▶ **What the task requires**
Report all lines holding "size".

(Figure record extracts)
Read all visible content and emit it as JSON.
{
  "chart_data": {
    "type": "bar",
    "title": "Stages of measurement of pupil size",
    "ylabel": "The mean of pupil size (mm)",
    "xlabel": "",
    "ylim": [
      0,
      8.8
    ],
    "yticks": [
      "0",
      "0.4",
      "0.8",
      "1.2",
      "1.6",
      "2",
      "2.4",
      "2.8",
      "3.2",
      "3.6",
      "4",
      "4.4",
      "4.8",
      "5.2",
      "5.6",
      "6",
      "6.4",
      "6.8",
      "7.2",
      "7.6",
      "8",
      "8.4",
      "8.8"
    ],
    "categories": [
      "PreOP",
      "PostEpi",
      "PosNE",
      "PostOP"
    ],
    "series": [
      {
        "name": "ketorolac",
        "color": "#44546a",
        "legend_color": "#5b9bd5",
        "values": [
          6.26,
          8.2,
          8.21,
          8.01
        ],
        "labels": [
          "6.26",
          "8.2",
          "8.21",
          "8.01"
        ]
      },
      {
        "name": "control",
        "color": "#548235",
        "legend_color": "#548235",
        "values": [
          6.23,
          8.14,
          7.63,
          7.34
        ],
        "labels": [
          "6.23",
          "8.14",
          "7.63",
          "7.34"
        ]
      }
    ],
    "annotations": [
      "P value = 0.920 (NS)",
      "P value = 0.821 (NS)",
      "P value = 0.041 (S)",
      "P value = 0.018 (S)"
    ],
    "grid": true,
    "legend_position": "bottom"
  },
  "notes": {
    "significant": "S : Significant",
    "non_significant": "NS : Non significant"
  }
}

▶ **Response below**
    "title": "Stages of measurement of pupil size",
    "ylabel": "The mean of pupil size (mm)",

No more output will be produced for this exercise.